TASK BRIEF:
Copy the data line for line, without any changes, from the first line through the line containing "x-tick-label: 2016 — [438, 388, 461, 404]", including both of those lines.

[Records from a dataset]

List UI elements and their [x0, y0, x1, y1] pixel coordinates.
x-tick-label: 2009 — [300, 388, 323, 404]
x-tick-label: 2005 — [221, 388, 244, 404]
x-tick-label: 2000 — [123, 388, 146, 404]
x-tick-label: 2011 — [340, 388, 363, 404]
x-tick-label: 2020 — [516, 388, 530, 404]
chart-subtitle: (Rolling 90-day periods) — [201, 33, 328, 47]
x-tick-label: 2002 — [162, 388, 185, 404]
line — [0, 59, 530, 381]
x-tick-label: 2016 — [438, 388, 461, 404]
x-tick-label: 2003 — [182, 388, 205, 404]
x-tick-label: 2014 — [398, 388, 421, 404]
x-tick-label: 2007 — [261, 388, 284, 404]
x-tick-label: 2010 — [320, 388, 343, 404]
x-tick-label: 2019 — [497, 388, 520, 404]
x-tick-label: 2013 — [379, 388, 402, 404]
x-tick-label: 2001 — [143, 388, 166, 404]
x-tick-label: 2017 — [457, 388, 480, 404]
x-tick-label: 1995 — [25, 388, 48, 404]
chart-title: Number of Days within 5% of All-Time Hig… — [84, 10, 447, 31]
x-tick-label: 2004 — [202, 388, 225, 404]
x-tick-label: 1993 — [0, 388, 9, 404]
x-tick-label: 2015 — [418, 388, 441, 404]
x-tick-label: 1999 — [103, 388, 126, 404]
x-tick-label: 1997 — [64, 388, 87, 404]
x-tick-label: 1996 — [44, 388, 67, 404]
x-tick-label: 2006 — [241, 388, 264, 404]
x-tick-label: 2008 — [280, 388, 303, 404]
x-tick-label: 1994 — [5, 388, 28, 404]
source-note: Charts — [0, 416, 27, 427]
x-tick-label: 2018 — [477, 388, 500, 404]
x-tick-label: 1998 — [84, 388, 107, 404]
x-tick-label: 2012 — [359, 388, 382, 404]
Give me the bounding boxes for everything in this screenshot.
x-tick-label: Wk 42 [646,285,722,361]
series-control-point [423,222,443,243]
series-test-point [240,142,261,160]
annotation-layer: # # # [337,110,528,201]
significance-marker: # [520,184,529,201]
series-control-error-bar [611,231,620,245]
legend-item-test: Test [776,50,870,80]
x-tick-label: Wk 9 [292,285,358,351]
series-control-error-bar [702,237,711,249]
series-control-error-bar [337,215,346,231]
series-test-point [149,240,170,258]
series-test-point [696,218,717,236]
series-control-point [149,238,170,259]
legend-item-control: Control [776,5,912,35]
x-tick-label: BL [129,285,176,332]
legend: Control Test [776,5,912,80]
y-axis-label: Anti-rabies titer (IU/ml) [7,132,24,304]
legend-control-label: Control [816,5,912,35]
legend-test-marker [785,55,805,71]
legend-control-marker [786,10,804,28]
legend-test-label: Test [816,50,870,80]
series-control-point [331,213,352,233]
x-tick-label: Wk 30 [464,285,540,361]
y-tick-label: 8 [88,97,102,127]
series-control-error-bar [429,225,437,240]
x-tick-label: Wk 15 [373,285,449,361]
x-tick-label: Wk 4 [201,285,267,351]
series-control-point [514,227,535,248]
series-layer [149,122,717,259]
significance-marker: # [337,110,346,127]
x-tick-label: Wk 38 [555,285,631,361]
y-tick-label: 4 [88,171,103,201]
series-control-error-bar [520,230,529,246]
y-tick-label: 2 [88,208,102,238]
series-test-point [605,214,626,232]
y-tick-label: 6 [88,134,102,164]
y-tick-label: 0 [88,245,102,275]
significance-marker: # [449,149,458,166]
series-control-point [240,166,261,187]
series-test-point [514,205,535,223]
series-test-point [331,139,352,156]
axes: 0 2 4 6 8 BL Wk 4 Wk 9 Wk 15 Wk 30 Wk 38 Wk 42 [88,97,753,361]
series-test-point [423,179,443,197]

TASK RESULT:
List UI elements and their [x0, y0, x1, y1] pixel coordinates.
x-tick-label: 2009 — [300, 388, 323, 404]
x-tick-label: 2005 — [221, 388, 244, 404]
x-tick-label: 2000 — [123, 388, 146, 404]
x-tick-label: 2011 — [340, 388, 363, 404]
x-tick-label: 2020 — [516, 388, 530, 404]
chart-subtitle: (Rolling 90-day periods) — [201, 33, 328, 47]
x-tick-label: 2002 — [162, 388, 185, 404]
line — [0, 59, 530, 381]
x-tick-label: 2016 — [438, 388, 461, 404]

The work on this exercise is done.